YOUR GOAL: Check each line of the material. Copy those containing "name".

* Begin INFORMATION SUPPLIED *

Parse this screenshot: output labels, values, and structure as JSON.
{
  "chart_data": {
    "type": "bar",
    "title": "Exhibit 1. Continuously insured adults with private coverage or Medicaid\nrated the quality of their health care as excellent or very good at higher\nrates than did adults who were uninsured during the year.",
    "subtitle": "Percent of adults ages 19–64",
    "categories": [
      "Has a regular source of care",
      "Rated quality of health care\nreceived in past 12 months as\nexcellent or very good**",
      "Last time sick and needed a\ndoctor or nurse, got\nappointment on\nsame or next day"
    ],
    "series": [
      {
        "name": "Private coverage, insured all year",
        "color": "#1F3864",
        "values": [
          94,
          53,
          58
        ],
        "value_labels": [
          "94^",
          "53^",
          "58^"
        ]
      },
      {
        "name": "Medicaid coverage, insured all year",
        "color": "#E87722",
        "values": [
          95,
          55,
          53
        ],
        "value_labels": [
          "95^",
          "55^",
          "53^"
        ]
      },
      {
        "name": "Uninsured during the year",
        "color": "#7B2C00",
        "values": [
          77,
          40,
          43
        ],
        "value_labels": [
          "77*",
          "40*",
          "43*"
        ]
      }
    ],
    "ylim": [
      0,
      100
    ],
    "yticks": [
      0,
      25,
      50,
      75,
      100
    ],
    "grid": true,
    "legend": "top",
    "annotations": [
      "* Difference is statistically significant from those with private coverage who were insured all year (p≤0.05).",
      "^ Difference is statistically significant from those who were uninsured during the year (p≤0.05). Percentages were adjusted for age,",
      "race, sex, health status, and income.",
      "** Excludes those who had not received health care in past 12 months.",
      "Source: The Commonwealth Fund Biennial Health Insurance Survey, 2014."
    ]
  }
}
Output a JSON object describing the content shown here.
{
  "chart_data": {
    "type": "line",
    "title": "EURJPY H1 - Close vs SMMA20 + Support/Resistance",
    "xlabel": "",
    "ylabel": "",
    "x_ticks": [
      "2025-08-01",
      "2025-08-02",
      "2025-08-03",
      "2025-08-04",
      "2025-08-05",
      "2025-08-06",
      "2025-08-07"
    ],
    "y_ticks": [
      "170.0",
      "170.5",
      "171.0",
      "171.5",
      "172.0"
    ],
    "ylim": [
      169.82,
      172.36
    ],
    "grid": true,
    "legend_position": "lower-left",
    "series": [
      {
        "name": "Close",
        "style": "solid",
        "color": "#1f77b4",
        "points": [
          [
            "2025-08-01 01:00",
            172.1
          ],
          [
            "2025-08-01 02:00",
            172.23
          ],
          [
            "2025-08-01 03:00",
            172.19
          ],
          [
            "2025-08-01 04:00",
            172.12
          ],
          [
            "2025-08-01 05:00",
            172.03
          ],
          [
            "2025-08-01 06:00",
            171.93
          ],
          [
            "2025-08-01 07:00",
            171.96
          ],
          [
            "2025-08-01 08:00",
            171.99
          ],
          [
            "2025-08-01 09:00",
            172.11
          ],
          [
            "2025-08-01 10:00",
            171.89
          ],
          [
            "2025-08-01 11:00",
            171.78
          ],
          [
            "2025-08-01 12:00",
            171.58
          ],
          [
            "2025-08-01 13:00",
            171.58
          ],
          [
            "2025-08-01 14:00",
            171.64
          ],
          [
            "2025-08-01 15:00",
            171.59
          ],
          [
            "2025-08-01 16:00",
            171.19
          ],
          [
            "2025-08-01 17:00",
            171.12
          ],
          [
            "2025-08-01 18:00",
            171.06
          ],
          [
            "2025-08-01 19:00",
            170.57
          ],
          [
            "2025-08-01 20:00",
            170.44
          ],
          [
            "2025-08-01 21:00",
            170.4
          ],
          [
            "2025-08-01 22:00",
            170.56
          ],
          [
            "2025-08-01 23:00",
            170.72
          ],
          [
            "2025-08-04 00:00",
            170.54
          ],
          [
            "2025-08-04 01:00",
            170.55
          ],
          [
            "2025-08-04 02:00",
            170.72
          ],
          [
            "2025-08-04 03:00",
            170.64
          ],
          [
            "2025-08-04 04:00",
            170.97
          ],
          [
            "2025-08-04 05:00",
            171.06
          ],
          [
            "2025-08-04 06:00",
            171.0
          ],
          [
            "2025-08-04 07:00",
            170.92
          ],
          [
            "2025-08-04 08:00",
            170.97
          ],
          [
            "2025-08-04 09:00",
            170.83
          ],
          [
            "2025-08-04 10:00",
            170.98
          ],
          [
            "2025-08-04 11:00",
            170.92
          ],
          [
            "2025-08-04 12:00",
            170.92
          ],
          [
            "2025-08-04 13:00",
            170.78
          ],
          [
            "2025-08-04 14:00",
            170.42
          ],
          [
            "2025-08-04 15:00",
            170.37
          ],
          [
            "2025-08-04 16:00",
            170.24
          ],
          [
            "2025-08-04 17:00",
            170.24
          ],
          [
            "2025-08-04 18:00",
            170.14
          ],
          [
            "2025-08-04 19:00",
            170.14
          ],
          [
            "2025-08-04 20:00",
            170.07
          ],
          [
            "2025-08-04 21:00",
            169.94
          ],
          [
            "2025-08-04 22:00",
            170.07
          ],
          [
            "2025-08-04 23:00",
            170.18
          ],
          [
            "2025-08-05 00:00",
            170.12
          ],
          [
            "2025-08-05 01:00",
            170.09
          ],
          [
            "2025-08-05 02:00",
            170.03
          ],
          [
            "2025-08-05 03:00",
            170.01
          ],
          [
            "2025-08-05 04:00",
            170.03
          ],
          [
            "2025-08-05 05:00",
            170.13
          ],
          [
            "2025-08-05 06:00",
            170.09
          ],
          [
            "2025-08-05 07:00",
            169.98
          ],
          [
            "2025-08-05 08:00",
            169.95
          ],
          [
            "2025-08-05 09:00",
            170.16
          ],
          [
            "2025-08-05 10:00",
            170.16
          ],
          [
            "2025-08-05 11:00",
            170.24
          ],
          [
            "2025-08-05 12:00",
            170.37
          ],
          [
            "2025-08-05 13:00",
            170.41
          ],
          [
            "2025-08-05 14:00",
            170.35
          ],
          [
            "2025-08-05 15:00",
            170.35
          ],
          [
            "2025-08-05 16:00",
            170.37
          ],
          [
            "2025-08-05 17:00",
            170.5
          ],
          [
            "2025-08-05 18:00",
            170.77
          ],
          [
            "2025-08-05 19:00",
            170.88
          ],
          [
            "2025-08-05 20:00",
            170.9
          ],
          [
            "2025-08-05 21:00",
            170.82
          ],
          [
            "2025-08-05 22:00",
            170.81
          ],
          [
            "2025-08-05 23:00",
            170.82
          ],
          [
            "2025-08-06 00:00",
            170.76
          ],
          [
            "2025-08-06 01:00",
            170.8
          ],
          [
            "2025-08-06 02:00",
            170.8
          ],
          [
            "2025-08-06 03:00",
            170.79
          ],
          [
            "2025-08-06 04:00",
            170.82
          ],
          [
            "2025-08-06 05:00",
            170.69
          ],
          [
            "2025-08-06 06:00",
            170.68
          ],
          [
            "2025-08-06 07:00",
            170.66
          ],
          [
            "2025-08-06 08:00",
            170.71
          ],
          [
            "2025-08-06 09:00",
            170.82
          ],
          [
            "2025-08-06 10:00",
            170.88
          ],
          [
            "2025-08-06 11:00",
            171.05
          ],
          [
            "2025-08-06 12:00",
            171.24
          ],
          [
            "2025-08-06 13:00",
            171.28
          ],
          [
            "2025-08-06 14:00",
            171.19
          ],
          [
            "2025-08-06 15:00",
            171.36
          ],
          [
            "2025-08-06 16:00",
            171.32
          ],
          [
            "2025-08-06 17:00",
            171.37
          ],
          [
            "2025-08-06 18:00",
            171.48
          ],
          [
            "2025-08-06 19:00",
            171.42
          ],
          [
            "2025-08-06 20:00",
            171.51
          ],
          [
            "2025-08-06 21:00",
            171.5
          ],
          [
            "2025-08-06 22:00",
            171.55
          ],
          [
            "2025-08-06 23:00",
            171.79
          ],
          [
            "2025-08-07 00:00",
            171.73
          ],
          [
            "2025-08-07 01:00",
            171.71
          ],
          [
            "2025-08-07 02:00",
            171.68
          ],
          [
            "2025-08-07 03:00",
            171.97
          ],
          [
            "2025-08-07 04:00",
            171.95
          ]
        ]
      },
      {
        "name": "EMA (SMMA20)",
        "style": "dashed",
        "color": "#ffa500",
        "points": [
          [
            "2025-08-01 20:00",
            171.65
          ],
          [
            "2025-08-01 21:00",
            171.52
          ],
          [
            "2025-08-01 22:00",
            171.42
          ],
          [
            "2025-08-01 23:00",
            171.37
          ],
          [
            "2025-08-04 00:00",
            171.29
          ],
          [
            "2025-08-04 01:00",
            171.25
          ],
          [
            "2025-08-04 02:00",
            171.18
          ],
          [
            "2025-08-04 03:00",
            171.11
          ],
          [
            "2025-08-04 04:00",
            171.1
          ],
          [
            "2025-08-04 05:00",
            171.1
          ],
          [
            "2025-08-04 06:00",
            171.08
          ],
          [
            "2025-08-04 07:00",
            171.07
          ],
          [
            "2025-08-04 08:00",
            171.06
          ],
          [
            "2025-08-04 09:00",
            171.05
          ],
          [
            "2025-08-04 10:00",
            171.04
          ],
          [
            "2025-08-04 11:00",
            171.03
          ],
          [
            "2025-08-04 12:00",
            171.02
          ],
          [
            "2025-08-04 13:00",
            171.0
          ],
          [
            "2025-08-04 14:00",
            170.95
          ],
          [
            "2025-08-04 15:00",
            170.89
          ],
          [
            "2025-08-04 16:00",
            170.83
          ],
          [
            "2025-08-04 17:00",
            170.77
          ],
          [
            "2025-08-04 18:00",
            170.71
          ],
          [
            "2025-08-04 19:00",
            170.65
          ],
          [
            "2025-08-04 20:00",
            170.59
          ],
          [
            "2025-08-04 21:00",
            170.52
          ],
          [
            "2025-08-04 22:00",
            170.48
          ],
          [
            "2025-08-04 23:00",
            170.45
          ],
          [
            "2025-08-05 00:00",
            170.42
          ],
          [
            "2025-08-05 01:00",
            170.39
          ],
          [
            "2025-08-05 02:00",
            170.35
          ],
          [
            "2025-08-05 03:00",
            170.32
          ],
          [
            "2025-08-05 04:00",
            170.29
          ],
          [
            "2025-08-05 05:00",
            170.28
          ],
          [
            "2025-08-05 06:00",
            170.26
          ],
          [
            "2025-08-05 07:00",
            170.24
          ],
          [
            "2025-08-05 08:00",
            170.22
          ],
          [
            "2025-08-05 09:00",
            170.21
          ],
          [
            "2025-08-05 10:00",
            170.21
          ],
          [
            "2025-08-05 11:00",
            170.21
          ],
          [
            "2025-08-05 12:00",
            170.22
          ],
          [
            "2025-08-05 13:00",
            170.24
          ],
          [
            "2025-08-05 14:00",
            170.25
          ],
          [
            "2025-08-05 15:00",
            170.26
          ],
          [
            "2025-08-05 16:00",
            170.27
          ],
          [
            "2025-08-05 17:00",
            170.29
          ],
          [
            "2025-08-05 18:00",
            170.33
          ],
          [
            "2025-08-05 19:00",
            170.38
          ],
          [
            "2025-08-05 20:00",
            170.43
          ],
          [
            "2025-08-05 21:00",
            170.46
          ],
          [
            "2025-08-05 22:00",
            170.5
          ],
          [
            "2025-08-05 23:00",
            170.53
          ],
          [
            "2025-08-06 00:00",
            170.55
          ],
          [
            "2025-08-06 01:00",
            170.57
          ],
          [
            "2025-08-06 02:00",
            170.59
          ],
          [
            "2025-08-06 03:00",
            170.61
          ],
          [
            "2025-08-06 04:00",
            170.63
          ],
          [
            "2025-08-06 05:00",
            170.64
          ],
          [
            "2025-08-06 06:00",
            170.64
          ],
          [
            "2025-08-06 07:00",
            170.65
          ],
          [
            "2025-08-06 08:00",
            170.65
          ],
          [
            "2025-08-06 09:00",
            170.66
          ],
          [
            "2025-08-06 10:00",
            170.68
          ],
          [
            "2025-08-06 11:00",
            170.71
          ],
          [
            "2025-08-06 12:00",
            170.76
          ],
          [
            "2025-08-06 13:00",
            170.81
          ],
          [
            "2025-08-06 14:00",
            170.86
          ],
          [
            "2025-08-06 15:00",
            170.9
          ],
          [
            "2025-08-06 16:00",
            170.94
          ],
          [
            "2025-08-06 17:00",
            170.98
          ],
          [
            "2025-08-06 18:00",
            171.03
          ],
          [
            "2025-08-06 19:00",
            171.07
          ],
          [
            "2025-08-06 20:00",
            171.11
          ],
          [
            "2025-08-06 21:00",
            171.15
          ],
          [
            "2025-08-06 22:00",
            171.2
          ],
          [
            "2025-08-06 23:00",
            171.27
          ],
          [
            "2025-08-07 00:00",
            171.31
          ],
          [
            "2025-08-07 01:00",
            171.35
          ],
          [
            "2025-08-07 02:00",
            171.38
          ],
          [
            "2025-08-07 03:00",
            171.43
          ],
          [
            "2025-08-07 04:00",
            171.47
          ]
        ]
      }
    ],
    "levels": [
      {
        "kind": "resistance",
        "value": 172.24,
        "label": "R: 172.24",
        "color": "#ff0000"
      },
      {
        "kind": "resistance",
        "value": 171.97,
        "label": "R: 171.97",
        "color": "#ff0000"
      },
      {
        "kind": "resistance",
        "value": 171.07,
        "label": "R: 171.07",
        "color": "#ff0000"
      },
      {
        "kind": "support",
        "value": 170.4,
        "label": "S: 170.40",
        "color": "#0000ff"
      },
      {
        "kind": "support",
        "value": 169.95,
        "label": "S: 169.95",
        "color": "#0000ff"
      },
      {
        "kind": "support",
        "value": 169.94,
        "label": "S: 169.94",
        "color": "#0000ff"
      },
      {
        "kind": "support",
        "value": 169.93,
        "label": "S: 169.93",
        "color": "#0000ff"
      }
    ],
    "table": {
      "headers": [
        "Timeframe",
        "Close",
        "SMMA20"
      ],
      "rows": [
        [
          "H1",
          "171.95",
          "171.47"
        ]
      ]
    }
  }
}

* End INFORMATION SUPPLIED *

WORKED ANSWER:
        "name": "Private coverage, insured all year",
        "name": "Medicaid coverage, insured all year",
        "name": "Uninsured during the year",
        "name": "Close",
        "name": "EMA (SMMA20)",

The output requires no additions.